Dataset listings of figures
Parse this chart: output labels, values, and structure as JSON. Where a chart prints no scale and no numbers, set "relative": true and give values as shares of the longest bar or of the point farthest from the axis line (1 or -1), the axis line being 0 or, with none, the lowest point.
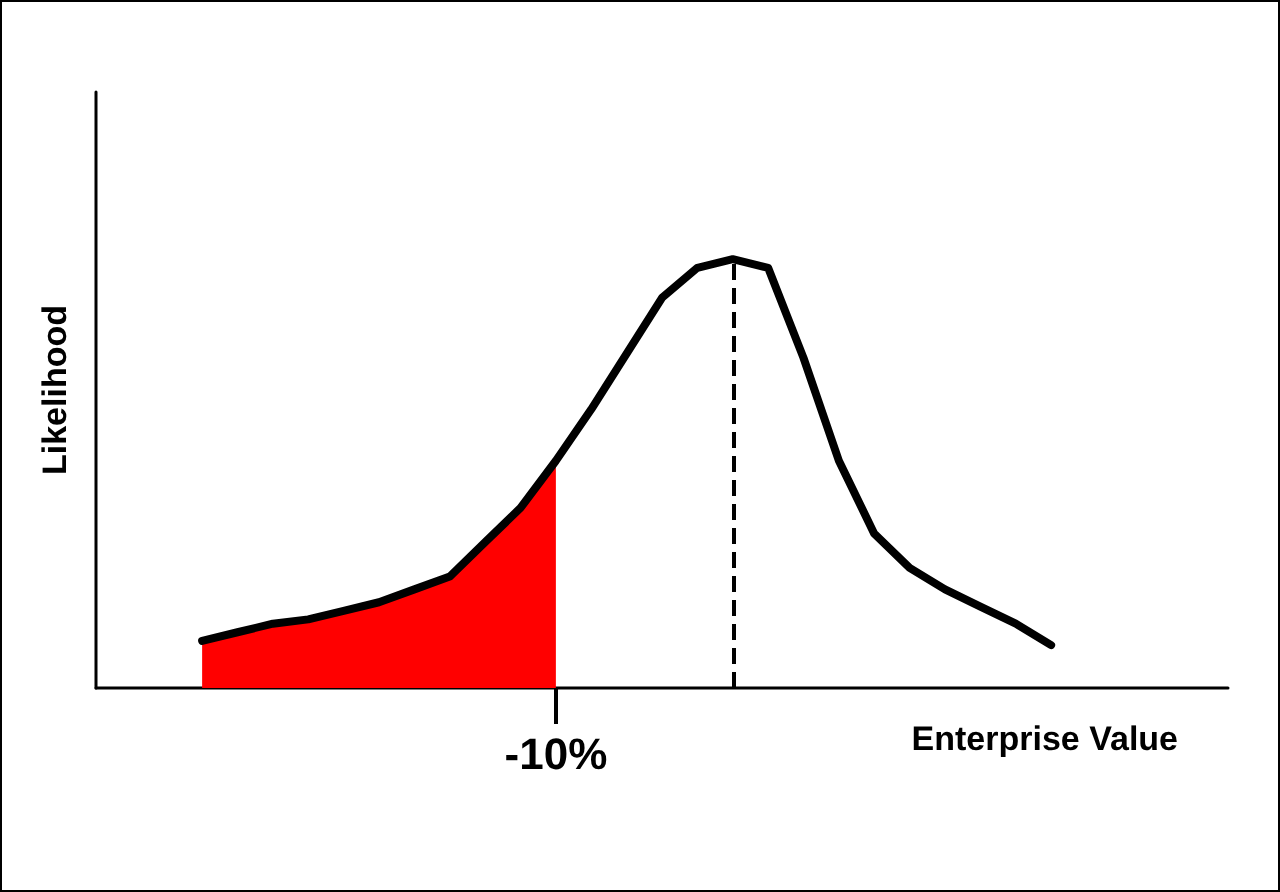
{
  "chart_data": {
    "type": "line",
    "relative": true,
    "xlabel": "Enterprise Value",
    "ylabel": "Likelihood",
    "annotations": [
      "-10%"
    ],
    "categories": [
      null,
      null,
      null,
      null,
      null,
      null,
      null,
      null,
      null,
      null,
      null,
      null,
      null,
      null,
      null,
      null,
      null,
      null,
      null,
      null,
      null,
      null,
      null,
      null,
      null,
      null,
      null,
      null,
      null,
      null,
      null,
      null,
      null
    ],
    "series": [
      {
        "type": "area",
        "color": "#ff0000",
        "values": [
          null,
          null,
          null,
          0.11,
          0.13,
          0.15,
          0.16,
          0.18,
          0.2,
          0.23,
          0.26,
          0.34,
          0.42,
          0.53,
          null,
          null,
          null,
          null,
          null,
          null,
          null,
          null,
          null,
          null,
          null,
          null,
          null,
          null,
          null,
          null,
          null,
          null,
          null
        ]
      },
      {
        "color": "#000000",
        "values": [
          null,
          null,
          null,
          0.11,
          0.13,
          0.15,
          0.16,
          0.18,
          0.2,
          0.23,
          0.26,
          0.34,
          0.42,
          0.53,
          0.65,
          0.78,
          0.91,
          0.98,
          1.0,
          0.98,
          0.77,
          0.53,
          0.36,
          0.28,
          0.23,
          0.19,
          0.15,
          0.1,
          null,
          null,
          null,
          null,
          null
        ]
      }
    ],
    "grid": false,
    "marker": "none",
    "line_style": "solid"
  }
}
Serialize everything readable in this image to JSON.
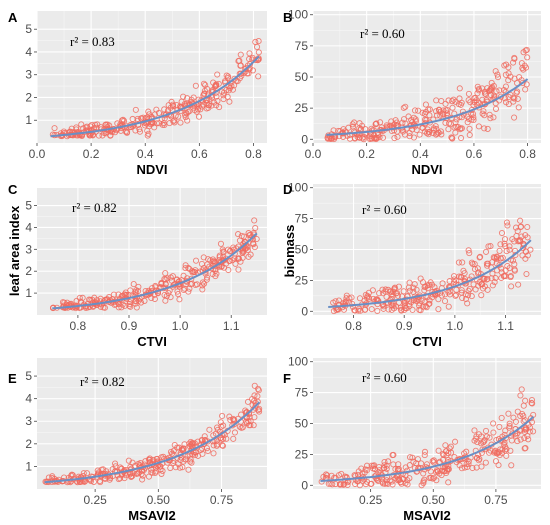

> _Required task_:
Pictures are not part of the copy; output everything else in the records exactly.

> _Task output_:
Parse this chart: output labels, values, and structure as JSON. Where a chart prints no scale and no numbers, set "relative": true and give values as shares of the longest bar or of the point farthest from the axis line (1 or -1), the axis line being 0 or, with none, the lowest point.
{
  "chart_data": {
    "type": "line",
    "relative": true,
    "xlabel": "Enterprise Value",
    "ylabel": "Likelihood",
    "annotations": [
      "-10%"
    ],
    "categories": [
      null,
      null,
      null,
      null,
      null,
      null,
      null,
      null,
      null,
      null,
      null,
      null,
      null,
      null,
      null,
      null,
      null,
      null,
      null,
      null,
      null,
      null,
      null,
      null,
      null,
      null,
      null,
      null,
      null,
      null,
      null,
      null,
      null
    ],
    "series": [
      {
        "type": "area",
        "color": "#ff0000",
        "values": [
          null,
          null,
          null,
          0.11,
          0.13,
          0.15,
          0.16,
          0.18,
          0.2,
          0.23,
          0.26,
          0.34,
          0.42,
          0.53,
          null,
          null,
          null,
          null,
          null,
          null,
          null,
          null,
          null,
          null,
          null,
          null,
          null,
          null,
          null,
          null,
          null,
          null,
          null
        ]
      },
      {
        "color": "#000000",
        "values": [
          null,
          null,
          null,
          0.11,
          0.13,
          0.15,
          0.16,
          0.18,
          0.2,
          0.23,
          0.26,
          0.34,
          0.42,
          0.53,
          0.65,
          0.78,
          0.91,
          0.98,
          1.0,
          0.98,
          0.77,
          0.53,
          0.36,
          0.28,
          0.23,
          0.19,
          0.15,
          0.1,
          null,
          null,
          null,
          null,
          null
        ]
      }
    ],
    "grid": false,
    "marker": "none",
    "line_style": "solid"
  }
}
Serialize everything readable in this image to JSON.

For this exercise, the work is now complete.